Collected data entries
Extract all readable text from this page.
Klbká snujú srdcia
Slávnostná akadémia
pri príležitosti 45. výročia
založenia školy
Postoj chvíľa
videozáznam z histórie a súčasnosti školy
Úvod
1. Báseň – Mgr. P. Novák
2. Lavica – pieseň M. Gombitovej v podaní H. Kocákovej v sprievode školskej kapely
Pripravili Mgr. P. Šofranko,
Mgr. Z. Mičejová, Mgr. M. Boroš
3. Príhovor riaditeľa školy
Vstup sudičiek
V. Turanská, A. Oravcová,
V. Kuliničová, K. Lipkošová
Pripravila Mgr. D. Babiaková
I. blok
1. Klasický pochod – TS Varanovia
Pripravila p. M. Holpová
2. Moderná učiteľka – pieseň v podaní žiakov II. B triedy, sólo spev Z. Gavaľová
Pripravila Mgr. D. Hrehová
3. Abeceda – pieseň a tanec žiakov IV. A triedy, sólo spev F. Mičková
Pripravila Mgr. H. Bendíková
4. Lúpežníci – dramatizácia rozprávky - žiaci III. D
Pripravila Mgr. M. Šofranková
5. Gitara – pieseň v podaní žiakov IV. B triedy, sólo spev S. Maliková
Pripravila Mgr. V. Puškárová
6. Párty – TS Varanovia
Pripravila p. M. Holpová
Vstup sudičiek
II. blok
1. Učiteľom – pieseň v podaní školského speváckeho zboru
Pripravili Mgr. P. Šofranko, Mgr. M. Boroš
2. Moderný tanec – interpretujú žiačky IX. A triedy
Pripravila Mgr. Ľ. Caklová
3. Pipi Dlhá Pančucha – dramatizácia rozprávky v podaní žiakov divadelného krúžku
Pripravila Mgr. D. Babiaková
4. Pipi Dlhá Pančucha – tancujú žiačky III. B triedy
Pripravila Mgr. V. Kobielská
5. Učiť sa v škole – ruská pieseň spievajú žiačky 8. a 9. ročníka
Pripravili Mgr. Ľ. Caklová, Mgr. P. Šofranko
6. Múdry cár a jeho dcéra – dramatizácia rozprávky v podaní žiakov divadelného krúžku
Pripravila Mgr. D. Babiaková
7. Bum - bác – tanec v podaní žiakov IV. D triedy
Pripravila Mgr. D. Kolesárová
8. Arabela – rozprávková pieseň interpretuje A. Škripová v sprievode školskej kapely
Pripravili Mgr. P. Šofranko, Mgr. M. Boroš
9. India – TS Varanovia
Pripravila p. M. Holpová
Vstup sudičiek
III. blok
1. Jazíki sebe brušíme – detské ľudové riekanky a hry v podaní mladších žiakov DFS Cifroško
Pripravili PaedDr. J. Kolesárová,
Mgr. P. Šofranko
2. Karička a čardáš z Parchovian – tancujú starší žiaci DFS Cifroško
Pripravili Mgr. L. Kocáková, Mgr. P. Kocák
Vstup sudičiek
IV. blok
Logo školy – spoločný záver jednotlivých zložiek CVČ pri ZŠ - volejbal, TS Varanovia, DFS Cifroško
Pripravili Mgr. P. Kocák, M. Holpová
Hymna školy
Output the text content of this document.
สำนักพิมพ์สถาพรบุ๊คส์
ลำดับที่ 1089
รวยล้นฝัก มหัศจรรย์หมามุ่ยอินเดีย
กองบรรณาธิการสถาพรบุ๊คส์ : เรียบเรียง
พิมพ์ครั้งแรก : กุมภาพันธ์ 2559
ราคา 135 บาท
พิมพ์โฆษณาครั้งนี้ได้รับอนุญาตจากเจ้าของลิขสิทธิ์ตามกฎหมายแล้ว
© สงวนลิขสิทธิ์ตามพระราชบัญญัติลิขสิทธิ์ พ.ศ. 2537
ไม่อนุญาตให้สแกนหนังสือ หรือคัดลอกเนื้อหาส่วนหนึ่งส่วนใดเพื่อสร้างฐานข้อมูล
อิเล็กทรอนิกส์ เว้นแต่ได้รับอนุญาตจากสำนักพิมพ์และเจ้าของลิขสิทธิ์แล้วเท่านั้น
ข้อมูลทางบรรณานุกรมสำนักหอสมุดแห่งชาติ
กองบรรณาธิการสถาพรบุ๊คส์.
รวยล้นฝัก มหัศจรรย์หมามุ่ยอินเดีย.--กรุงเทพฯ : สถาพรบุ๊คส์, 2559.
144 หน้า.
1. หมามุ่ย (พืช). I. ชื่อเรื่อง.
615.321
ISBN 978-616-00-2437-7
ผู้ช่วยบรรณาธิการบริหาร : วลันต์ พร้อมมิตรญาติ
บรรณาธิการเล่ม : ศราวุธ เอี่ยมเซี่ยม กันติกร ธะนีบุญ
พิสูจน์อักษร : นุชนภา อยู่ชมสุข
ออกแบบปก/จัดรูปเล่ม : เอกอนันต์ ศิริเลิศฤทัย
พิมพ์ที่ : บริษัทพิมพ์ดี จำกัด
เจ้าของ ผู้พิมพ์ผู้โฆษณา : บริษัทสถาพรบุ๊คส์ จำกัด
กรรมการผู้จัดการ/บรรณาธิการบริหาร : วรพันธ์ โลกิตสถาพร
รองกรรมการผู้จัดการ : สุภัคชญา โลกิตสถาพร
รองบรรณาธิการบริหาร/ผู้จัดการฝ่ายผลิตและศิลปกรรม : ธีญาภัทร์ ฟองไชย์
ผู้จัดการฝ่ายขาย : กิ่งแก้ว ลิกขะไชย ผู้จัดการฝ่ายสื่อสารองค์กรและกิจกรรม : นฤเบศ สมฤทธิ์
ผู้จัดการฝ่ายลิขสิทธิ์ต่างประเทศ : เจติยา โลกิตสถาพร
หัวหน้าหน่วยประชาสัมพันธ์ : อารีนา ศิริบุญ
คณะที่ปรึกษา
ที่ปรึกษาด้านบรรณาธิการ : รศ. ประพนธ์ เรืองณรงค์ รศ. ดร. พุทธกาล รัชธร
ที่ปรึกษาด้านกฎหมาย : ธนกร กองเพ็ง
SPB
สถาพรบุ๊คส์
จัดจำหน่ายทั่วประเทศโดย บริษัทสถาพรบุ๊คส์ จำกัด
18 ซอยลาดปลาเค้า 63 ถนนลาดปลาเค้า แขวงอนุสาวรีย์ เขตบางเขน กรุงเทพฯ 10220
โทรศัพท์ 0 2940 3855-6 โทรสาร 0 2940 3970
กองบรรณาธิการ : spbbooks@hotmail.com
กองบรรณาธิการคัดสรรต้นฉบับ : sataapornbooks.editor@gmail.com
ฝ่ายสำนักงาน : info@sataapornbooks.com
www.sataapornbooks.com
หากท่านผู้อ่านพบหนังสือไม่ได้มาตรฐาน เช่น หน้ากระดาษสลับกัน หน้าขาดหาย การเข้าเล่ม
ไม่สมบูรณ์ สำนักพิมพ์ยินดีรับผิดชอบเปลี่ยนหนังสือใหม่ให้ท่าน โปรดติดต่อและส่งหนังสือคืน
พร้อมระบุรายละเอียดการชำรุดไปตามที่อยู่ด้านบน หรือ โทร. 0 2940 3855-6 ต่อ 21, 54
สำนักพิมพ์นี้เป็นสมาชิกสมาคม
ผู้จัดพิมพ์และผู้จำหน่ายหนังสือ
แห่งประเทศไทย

*REQUEST*
Only the number is wanted: how many lines in the data include the word "text"?

*FULL RESPONSE*
2